Wherever the word "text" turns up in a line of the entries, copy that line.

### WORKING DATA
BEGIN

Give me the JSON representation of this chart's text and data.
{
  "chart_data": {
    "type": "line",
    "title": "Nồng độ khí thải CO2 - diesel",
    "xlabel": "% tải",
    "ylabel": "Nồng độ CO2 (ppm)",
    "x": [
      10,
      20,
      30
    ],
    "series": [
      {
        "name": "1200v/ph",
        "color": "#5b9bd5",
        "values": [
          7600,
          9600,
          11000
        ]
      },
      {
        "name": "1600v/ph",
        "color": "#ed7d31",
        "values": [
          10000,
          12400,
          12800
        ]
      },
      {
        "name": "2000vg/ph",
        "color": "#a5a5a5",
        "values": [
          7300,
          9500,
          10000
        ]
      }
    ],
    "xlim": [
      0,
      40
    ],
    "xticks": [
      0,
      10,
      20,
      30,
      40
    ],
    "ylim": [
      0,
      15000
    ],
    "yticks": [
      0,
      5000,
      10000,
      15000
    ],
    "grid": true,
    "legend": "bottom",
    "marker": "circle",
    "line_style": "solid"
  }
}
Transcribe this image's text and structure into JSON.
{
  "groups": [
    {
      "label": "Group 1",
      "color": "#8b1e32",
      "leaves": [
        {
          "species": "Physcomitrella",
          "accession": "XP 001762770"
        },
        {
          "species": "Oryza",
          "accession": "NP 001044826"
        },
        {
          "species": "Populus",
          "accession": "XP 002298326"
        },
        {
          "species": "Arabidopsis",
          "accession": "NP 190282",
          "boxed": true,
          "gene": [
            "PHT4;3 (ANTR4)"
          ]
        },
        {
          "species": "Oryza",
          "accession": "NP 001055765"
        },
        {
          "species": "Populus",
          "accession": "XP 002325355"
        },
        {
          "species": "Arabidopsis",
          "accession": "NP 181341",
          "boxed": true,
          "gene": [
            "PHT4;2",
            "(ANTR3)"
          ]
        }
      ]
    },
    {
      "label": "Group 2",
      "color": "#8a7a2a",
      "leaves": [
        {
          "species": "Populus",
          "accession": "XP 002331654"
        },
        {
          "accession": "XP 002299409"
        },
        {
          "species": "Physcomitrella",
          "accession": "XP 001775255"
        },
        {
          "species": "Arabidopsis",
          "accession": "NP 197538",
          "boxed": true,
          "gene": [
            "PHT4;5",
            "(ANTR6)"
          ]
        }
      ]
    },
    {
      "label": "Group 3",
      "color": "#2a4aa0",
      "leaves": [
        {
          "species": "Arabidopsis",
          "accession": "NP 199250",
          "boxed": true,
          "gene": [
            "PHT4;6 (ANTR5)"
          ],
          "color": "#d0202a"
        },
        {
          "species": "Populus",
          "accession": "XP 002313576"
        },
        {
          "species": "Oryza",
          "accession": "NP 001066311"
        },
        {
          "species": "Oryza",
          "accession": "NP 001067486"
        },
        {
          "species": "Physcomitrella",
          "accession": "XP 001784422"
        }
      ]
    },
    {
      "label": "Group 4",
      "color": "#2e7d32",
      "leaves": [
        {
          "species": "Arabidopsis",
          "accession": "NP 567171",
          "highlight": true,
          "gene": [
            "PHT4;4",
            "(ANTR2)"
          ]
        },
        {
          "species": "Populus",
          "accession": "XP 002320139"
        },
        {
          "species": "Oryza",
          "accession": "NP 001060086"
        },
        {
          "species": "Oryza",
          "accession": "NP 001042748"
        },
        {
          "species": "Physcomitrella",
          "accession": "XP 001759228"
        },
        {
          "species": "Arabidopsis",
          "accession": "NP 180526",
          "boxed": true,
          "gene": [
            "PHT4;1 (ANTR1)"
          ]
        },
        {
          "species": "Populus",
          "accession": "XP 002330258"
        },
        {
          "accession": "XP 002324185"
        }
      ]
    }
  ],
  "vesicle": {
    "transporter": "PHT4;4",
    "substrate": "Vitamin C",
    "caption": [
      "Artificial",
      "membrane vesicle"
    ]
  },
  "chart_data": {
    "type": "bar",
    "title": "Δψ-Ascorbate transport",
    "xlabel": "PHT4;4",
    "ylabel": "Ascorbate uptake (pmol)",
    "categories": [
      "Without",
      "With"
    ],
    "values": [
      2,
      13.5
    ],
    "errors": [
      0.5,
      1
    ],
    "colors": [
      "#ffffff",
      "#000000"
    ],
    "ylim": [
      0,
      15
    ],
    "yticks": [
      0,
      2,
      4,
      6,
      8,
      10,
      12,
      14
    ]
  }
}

END

### CORRECT RESULT
Give me the JSON representation of this chart's text and data.
Transcribe this image's text and structure into JSON.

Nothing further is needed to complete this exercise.